### 課題 1
台湾のGDP成長率に関する記事によると、2023年の実質GDP成長率における民間消費の寄与度は何ポイントだったか。
### 課題 2
台湾のGDP成長率に関する記事から、「2024年03月06日」から「ナス2.44ポイントだった。」までの部分を一字一句違えずに書き写せ。
### 課題 3
台湾のGDP成長率に関する記事について、示された最後の文の後に続く部分を書き足せ。

### 文書抜粋
2023年通年のGDP成長率は1.31%、2024年の予測値は3.43%

(台湾)

調査部中国北アジア課

2024年03月06日

台湾の行政院主計総処は2月29日、2023年の実質GDP成長率を前年比1.31%と発表した。四半期ベースでは2023年第4四半期(10~12月)の成長率は前年同期比4.93%だった。2024年通年の成長率の予測値については3.43%とした(添付資料図、表参照)。

2023年の実質GDP成長率を需要項目別寄与度でみると、内需全体の寄与度は1.03ポイントだった。このうち民間消費が3.80ポイントで内需を牽引し、第4四半期は年末のセールや自家用車需要が好調だった。固定資本形成は、旅行需要の伸びから航空関連の投資は好調だったものの、製造業の投資は引き続き低調に推移し、通年ではマイナス2.44ポイントだった。

外需全体(純輸出)の寄与度は0.28ポイントだった。輸出の寄与度は、第4四半期から輸出の伸びがプラスに転じたものの、最終商品の需要が弱く、在庫調整に時間がかかり、通年ではマイナス3.02ポイントだった。輸入の寄与度は、半導体の設備投資が減少していることや、原材料の輸入も引き続き低調なことから、マイナス3.30ポイントだった。

[ページレイアウト解析データ]
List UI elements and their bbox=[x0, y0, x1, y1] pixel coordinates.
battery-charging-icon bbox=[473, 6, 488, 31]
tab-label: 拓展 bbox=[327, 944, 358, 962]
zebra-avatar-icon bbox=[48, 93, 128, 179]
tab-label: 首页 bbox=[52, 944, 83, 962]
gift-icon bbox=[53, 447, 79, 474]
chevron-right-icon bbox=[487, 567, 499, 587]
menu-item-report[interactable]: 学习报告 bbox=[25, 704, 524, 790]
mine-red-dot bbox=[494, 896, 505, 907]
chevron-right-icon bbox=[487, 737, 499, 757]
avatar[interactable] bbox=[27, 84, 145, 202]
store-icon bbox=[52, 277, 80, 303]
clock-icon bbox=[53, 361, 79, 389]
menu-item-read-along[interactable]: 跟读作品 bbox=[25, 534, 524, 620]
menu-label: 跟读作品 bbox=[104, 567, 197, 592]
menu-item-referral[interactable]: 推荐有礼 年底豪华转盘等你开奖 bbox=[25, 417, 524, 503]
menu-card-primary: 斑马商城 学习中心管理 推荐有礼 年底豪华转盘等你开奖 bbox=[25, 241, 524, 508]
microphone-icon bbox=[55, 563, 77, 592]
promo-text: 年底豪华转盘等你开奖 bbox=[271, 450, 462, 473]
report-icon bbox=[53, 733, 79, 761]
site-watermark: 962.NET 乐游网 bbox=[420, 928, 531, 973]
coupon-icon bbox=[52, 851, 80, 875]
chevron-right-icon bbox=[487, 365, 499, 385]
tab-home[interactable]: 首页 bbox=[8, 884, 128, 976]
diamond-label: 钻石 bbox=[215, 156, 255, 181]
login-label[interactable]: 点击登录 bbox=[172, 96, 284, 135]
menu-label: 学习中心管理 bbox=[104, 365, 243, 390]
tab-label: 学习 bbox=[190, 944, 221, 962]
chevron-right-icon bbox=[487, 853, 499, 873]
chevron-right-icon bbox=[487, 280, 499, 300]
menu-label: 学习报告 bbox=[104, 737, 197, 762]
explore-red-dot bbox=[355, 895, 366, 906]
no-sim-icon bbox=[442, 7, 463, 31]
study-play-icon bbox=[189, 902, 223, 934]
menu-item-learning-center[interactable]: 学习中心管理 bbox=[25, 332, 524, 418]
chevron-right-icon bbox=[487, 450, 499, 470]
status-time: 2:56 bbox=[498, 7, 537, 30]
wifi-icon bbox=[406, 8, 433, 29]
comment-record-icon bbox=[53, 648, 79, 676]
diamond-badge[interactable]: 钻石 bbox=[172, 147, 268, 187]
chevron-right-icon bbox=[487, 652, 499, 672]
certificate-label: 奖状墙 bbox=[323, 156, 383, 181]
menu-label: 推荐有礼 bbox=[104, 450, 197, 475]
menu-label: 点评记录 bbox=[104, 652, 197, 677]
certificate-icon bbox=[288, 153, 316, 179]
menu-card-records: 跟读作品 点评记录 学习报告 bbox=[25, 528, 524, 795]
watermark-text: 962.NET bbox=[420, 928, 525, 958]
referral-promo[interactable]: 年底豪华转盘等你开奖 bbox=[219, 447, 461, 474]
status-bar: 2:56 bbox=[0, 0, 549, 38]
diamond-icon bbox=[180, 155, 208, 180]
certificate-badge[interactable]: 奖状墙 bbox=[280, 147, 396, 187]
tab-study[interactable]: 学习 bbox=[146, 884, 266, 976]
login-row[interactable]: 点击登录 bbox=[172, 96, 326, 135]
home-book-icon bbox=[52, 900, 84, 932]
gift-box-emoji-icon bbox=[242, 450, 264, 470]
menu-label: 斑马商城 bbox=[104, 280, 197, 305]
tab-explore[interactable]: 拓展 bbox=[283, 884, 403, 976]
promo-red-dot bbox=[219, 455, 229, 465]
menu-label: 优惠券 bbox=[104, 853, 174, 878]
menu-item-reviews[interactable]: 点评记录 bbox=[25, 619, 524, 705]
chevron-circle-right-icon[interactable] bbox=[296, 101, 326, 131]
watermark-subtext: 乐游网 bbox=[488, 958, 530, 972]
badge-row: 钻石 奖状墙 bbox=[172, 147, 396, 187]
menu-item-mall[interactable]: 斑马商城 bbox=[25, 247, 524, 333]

### 解答 1
3.80ポイント

### 解答 2
2024年03月06日

台湾の行政院主計総処は2月29日、2023年の実質GDP成長率を前年比1.31%と発表した。四半期ベースでは2023年第4四半期(10~12月)の成長率は前年同期比4.93%だった。2024年通年の成長率の予測値については3.43%とした(添付資料図、表参照)。

2023年の実質GDP成長率を需要項目別寄与度でみると、内需全体の寄与度は1.03ポイントだった。このうち民間消費が3.80ポイントで内需を牽引し、第4四半期は年末のセールや自家用車需要が好調だった。固定資本形成は、旅行需要の伸びから航空関連の投資は好調だったものの、製造業の投資は引き続き低調に推移し、通年ではマイナス2.44ポイントだった。

### 解答 3
2024年通年の実質GDP成長率の予測値は3.43%と、11月発表時から0.08ポイント上方修正された。寄与度については、内需が2.85ポイント、外需が0.59ポイントと予測。内需については、民間消費の寄与が最も大きく、給与の上昇によって可処分所得の増加が見込まれ、株高や旺盛な旅行需要などが牽引すると予測した。固定資本形成については、民間企業の投資はデジタル化やネットゼロ対応のための研究開発や製造プロセス改善関連を中心に行われるものの、大規模な投資には引き続き慎重とした。

外需については、世界的に消費者製品の需要が徐々に回復していることに加え、人工知能(AI)やハイパフォーマンスコンピューティング、車載電子などの商機も引き続き拡大していることから、輸出の回復が続くと予測した。輸入も、輸出と投資の伸びに牽引されるかたちで回復するとの見込みを示した。